* **EXERCISE DETAILS**: Reproduce verbatim the lines of the material below, beginning with the line containing "Patent image size: (1452, 1148)." and continuing through the line containing "The long-length industry camera image sensor 1 is", both lines included.

* **Dataset entries**:

-.-.-

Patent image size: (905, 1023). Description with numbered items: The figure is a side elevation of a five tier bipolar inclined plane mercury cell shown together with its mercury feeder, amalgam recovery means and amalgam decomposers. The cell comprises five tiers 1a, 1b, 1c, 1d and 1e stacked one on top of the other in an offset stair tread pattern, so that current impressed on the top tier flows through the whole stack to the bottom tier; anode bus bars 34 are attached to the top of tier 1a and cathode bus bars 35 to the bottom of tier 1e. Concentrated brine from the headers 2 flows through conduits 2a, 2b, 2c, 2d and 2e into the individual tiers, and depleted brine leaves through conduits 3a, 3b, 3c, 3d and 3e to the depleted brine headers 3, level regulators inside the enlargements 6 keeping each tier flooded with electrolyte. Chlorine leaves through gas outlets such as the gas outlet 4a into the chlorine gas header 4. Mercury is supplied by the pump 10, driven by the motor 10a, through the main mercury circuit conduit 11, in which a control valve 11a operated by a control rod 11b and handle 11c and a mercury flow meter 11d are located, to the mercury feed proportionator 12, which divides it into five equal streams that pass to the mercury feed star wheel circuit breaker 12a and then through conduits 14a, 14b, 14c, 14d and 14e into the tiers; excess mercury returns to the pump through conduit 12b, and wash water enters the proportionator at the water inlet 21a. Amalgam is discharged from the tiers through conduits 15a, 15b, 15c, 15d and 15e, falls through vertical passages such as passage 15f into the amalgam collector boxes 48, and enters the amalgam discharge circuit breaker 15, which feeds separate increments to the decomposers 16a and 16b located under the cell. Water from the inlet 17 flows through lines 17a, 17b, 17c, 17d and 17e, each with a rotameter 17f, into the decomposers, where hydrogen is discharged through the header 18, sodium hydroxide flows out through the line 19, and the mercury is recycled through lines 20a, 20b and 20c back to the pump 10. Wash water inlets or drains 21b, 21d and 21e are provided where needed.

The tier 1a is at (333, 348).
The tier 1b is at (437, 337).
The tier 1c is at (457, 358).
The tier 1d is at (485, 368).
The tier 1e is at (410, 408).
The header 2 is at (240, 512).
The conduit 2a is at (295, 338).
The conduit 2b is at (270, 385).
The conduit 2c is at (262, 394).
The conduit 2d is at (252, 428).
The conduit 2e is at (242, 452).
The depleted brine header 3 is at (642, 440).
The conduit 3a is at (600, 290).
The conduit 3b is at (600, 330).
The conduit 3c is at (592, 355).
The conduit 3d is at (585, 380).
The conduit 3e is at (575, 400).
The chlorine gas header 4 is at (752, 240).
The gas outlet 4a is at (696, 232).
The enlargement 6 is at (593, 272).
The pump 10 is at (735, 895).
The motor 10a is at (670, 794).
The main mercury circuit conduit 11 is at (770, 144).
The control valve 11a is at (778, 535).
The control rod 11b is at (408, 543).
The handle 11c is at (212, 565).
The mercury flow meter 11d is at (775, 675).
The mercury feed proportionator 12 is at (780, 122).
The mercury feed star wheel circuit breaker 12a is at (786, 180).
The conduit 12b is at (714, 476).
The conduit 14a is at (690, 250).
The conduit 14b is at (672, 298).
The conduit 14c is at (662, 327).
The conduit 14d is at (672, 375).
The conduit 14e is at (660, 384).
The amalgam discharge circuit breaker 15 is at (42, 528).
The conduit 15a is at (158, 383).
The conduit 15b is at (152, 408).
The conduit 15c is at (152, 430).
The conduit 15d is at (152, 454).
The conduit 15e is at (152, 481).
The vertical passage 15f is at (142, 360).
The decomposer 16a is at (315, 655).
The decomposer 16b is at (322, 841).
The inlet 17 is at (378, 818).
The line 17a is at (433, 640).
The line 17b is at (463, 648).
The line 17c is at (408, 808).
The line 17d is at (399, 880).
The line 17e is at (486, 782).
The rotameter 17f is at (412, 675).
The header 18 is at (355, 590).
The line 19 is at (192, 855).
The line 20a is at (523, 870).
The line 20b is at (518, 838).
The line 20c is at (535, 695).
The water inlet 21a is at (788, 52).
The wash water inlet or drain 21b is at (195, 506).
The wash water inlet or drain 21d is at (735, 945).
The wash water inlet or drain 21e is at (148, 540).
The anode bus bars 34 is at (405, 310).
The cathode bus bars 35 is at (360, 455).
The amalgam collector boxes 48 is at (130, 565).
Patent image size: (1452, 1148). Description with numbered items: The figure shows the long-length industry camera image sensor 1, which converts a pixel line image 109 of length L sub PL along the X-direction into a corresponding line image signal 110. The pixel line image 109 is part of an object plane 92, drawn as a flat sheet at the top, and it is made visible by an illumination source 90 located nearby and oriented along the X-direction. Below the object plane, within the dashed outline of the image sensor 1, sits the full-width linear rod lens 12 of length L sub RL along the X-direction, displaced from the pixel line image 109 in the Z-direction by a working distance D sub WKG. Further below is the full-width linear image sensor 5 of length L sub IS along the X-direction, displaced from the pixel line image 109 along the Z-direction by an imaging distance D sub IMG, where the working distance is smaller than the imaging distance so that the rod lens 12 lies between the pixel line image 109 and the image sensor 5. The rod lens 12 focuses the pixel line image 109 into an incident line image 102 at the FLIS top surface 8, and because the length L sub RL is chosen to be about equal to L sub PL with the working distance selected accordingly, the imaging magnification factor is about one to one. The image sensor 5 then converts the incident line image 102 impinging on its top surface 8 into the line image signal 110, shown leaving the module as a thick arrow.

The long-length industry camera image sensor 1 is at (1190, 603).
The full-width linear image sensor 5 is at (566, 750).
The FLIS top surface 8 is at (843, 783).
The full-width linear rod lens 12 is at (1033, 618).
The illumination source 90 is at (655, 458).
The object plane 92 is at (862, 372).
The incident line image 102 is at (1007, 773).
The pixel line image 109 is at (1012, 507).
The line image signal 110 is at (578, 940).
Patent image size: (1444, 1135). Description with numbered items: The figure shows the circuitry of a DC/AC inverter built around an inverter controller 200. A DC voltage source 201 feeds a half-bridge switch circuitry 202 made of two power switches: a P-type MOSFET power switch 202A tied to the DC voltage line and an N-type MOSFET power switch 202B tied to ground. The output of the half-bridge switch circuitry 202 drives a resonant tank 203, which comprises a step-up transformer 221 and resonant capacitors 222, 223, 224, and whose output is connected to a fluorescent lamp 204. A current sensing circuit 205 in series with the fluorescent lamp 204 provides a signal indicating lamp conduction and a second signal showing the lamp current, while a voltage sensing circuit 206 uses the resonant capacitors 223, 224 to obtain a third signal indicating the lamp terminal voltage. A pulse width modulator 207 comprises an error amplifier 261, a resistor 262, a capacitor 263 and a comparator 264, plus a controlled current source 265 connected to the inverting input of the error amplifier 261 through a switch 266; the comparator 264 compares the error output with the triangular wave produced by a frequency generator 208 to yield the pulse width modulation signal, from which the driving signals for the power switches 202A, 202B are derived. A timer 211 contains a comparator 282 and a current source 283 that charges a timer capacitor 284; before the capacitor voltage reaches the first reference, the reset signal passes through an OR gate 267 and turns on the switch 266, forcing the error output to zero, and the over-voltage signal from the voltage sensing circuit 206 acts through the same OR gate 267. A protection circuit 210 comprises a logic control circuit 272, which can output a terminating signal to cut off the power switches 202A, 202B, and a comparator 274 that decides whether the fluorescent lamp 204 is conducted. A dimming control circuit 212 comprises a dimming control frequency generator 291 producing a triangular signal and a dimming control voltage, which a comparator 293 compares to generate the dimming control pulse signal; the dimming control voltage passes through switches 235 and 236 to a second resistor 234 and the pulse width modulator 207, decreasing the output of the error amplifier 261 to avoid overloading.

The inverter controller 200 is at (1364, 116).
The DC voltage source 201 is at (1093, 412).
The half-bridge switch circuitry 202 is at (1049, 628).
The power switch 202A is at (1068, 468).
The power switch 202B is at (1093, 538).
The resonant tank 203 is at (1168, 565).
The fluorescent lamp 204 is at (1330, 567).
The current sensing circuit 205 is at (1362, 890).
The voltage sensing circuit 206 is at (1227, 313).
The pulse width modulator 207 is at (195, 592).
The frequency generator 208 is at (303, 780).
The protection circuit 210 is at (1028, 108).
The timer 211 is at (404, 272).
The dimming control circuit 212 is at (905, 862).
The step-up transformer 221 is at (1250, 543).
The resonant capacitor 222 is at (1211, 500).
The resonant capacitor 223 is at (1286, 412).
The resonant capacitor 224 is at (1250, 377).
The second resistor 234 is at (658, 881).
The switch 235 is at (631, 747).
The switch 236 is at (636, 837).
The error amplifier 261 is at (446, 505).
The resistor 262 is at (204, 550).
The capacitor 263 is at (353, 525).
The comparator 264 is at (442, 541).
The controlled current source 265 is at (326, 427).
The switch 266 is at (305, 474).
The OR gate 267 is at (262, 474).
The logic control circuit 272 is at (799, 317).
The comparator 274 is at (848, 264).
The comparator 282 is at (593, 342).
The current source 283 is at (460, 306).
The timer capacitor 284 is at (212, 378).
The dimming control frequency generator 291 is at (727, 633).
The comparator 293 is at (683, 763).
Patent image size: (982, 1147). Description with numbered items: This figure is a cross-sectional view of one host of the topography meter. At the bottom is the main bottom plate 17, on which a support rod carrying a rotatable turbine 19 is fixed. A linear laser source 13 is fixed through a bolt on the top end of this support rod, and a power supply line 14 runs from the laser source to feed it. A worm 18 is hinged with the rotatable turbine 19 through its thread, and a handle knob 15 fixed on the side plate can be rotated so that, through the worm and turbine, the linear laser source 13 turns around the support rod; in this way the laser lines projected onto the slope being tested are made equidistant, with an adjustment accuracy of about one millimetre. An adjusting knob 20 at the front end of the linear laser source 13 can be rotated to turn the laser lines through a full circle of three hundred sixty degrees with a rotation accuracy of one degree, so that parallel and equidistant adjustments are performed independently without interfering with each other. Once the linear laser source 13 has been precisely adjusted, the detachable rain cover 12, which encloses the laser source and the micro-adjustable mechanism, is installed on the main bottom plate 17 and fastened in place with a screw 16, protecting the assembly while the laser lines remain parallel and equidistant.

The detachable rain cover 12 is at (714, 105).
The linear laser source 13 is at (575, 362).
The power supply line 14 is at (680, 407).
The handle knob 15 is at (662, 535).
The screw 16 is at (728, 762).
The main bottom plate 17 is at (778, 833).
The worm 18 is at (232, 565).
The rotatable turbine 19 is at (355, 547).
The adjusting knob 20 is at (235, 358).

-.-.-

* **TASK SOLUTION**:
Patent image size: (1452, 1148). Description with numbered items: The figure shows the long-length industry camera image sensor 1, which converts a pixel line image 109 of length L sub PL along the X-direction into a corresponding line image signal 110. The pixel line image 109 is part of an object plane 92, drawn as a flat sheet at the top, and it is made visible by an illumination source 90 located nearby and oriented along the X-direction. Below the object plane, within the dashed outline of the image sensor 1, sits the full-width linear rod lens 12 of length L sub RL along the X-direction, displaced from the pixel line image 109 in the Z-direction by a working distance D sub WKG. Further below is the full-width linear image sensor 5 of length L sub IS along the X-direction, displaced from the pixel line image 109 along the Z-direction by an imaging distance D sub IMG, where the working distance is smaller than the imaging distance so that the rod lens 12 lies between the pixel line image 109 and the image sensor 5. The rod lens 12 focuses the pixel line image 109 into an incident line image 102 at the FLIS top surface 8, and because the length L sub RL is chosen to be about equal to L sub PL with the working distance selected accordingly, the imaging magnification factor is about one to one. The image sensor 5 then converts the incident line image 102 impinging on its top surface 8 into the line image signal 110, shown leaving the module as a thick arrow.

The long-length industry camera image sensor 1 is at (1190, 603).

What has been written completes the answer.